To be done:
Set down the full listing exactly as given. Any pictures are to be left out.

Data rows:
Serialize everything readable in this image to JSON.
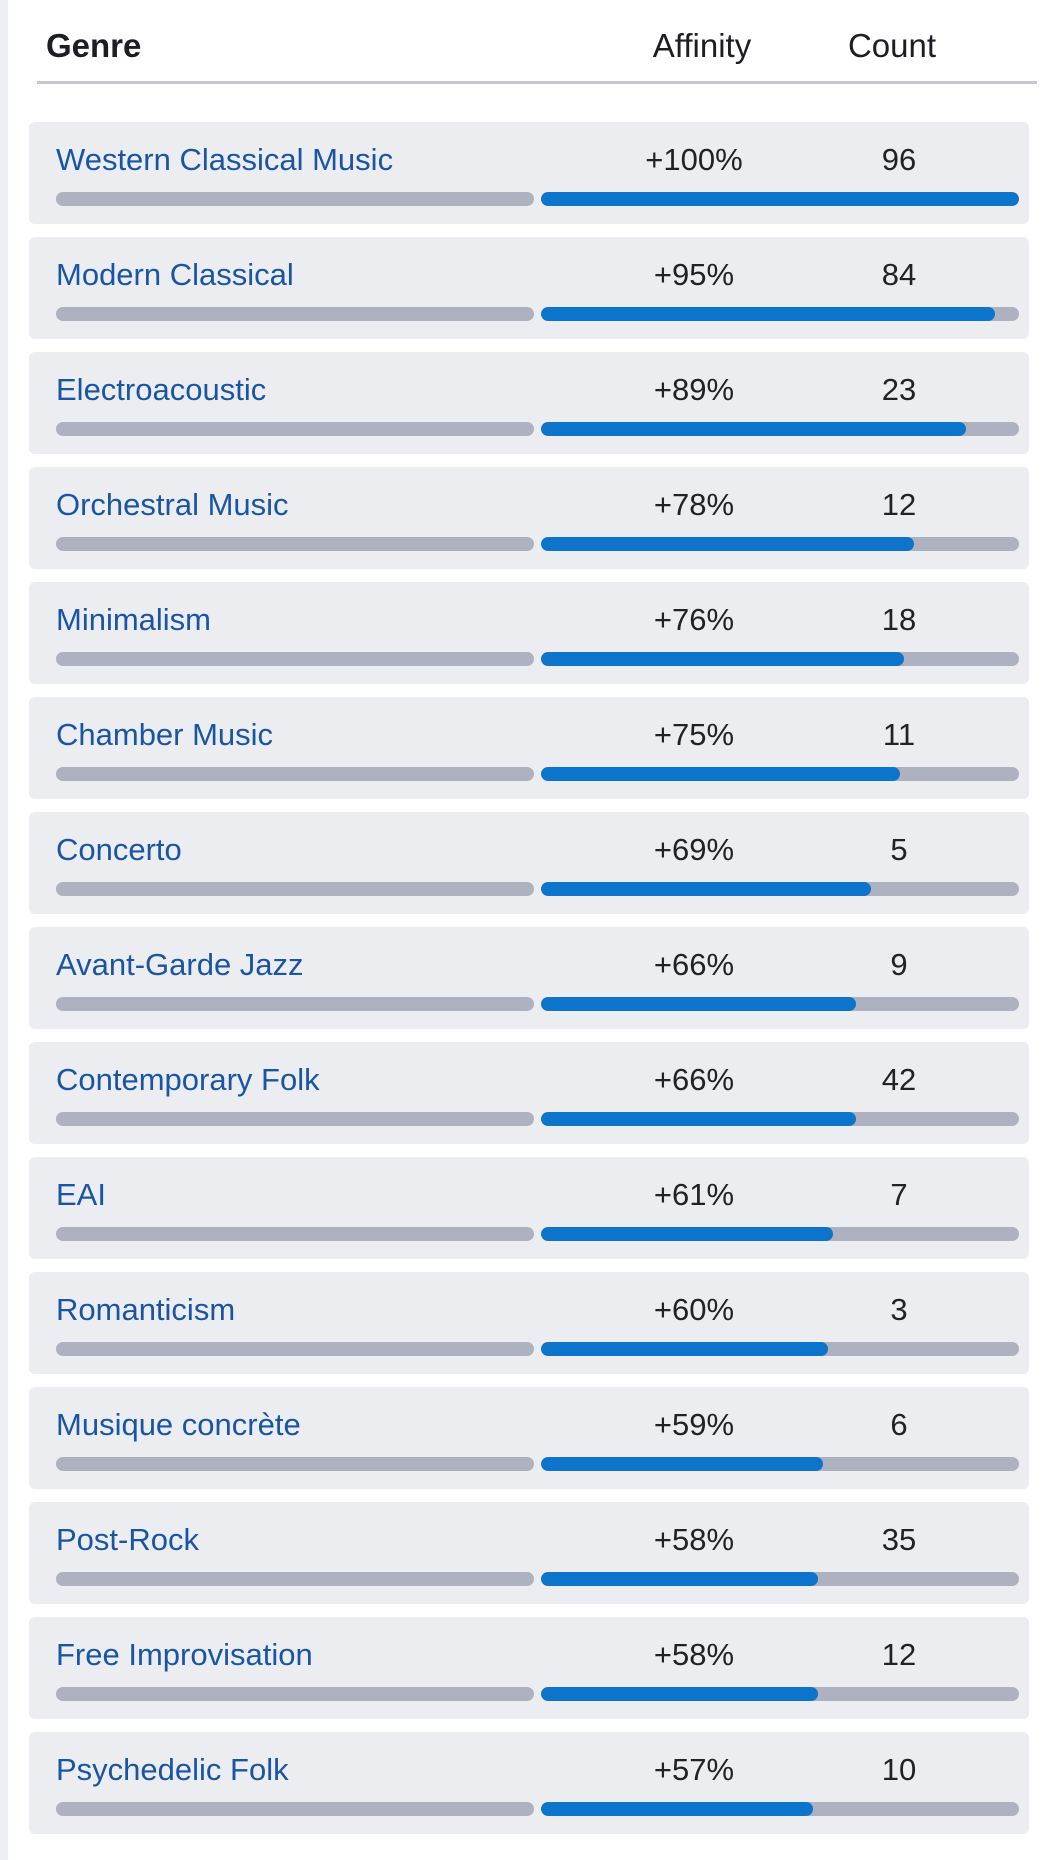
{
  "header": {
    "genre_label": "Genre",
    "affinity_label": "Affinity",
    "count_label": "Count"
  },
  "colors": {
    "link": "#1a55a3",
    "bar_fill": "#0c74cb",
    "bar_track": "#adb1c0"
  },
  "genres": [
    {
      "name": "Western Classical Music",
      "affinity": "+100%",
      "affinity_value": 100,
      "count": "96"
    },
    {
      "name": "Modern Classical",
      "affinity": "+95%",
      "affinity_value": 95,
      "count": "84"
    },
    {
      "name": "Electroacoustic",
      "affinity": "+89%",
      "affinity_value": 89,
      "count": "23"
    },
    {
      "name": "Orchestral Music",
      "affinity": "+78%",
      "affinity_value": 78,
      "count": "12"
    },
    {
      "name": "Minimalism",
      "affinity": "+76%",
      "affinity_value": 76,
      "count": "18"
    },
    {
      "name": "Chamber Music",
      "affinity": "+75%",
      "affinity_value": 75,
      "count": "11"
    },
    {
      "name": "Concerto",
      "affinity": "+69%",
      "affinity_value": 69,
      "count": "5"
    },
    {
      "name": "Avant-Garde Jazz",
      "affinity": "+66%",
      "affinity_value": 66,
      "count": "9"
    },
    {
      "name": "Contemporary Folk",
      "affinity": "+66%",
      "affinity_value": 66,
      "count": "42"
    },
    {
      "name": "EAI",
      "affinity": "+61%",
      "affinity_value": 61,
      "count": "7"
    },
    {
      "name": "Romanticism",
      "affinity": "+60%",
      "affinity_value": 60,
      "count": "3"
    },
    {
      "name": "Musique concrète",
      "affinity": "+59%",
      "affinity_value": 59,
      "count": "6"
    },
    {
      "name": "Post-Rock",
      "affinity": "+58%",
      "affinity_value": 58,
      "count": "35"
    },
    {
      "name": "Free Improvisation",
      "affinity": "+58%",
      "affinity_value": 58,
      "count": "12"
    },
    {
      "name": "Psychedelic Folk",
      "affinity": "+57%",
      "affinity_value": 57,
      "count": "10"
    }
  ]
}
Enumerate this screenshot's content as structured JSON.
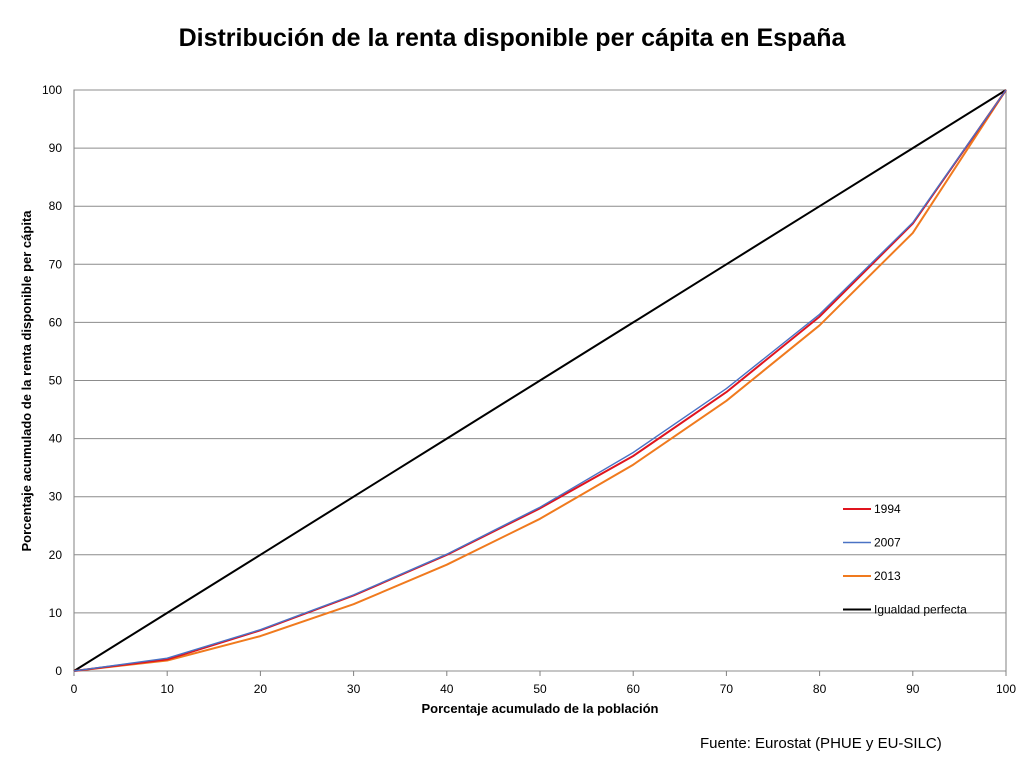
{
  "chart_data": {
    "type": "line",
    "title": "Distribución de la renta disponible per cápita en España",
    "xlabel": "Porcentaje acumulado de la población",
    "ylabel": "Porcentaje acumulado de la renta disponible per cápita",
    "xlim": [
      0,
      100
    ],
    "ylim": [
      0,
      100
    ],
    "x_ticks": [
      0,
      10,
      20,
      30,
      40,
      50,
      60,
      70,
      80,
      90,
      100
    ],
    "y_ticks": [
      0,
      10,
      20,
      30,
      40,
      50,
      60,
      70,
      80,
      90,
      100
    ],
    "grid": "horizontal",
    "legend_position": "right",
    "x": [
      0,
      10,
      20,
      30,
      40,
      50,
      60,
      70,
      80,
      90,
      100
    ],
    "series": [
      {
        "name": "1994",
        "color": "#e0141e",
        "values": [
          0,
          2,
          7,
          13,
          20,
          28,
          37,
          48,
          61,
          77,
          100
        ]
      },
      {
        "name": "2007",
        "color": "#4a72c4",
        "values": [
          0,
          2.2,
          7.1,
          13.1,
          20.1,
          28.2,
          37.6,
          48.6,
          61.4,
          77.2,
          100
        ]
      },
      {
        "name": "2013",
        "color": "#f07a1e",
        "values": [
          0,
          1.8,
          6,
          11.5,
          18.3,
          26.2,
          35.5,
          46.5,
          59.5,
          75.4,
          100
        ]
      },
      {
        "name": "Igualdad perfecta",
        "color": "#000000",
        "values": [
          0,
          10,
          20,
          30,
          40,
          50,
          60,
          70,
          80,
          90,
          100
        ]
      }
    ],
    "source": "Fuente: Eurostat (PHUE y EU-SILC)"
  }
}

Written answer:
Serialize everything readable in this image to JSON.
{
  "header": {
    "genre_label": "Genre",
    "affinity_label": "Affinity",
    "count_label": "Count"
  },
  "colors": {
    "link": "#1a55a3",
    "bar_fill": "#0c74cb",
    "bar_track": "#adb1c0"
  },
  "genres": [
    {
      "name": "Western Classical Music",
      "affinity": "+100%",
      "affinity_value": 100,
      "count": "96"
    },
    {
      "name": "Modern Classical",
      "affinity": "+95%",
      "affinity_value": 95,
      "count": "84"
    },
    {
      "name": "Electroacoustic",
      "affinity": "+89%",
      "affinity_value": 89,
      "count": "23"
    },
    {
      "name": "Orchestral Music",
      "affinity": "+78%",
      "affinity_value": 78,
      "count": "12"
    },
    {
      "name": "Minimalism",
      "affinity": "+76%",
      "affinity_value": 76,
      "count": "18"
    },
    {
      "name": "Chamber Music",
      "affinity": "+75%",
      "affinity_value": 75,
      "count": "11"
    },
    {
      "name": "Concerto",
      "affinity": "+69%",
      "affinity_value": 69,
      "count": "5"
    },
    {
      "name": "Avant-Garde Jazz",
      "affinity": "+66%",
      "affinity_value": 66,
      "count": "9"
    },
    {
      "name": "Contemporary Folk",
      "affinity": "+66%",
      "affinity_value": 66,
      "count": "42"
    },
    {
      "name": "EAI",
      "affinity": "+61%",
      "affinity_value": 61,
      "count": "7"
    },
    {
      "name": "Romanticism",
      "affinity": "+60%",
      "affinity_value": 60,
      "count": "3"
    },
    {
      "name": "Musique concrète",
      "affinity": "+59%",
      "affinity_value": 59,
      "count": "6"
    },
    {
      "name": "Post-Rock",
      "affinity": "+58%",
      "affinity_value": 58,
      "count": "35"
    },
    {
      "name": "Free Improvisation",
      "affinity": "+58%",
      "affinity_value": 58,
      "count": "12"
    },
    {
      "name": "Psychedelic Folk",
      "affinity": "+57%",
      "affinity_value": 57,
      "count": "10"
    }
  ]
}
Enumerate this screenshot's content as structured JSON.
{
  "chart_data": {
    "type": "line",
    "title": "Distribución de la renta disponible per cápita en España",
    "xlabel": "Porcentaje acumulado de la población",
    "ylabel": "Porcentaje acumulado de la renta disponible per cápita",
    "xlim": [
      0,
      100
    ],
    "ylim": [
      0,
      100
    ],
    "x_ticks": [
      0,
      10,
      20,
      30,
      40,
      50,
      60,
      70,
      80,
      90,
      100
    ],
    "y_ticks": [
      0,
      10,
      20,
      30,
      40,
      50,
      60,
      70,
      80,
      90,
      100
    ],
    "grid": "horizontal",
    "legend_position": "right",
    "x": [
      0,
      10,
      20,
      30,
      40,
      50,
      60,
      70,
      80,
      90,
      100
    ],
    "series": [
      {
        "name": "1994",
        "color": "#e0141e",
        "values": [
          0,
          2,
          7,
          13,
          20,
          28,
          37,
          48,
          61,
          77,
          100
        ]
      },
      {
        "name": "2007",
        "color": "#4a72c4",
        "values": [
          0,
          2.2,
          7.1,
          13.1,
          20.1,
          28.2,
          37.6,
          48.6,
          61.4,
          77.2,
          100
        ]
      },
      {
        "name": "2013",
        "color": "#f07a1e",
        "values": [
          0,
          1.8,
          6,
          11.5,
          18.3,
          26.2,
          35.5,
          46.5,
          59.5,
          75.4,
          100
        ]
      },
      {
        "name": "Igualdad perfecta",
        "color": "#000000",
        "values": [
          0,
          10,
          20,
          30,
          40,
          50,
          60,
          70,
          80,
          90,
          100
        ]
      }
    ],
    "source": "Fuente: Eurostat (PHUE y EU-SILC)"
  }
}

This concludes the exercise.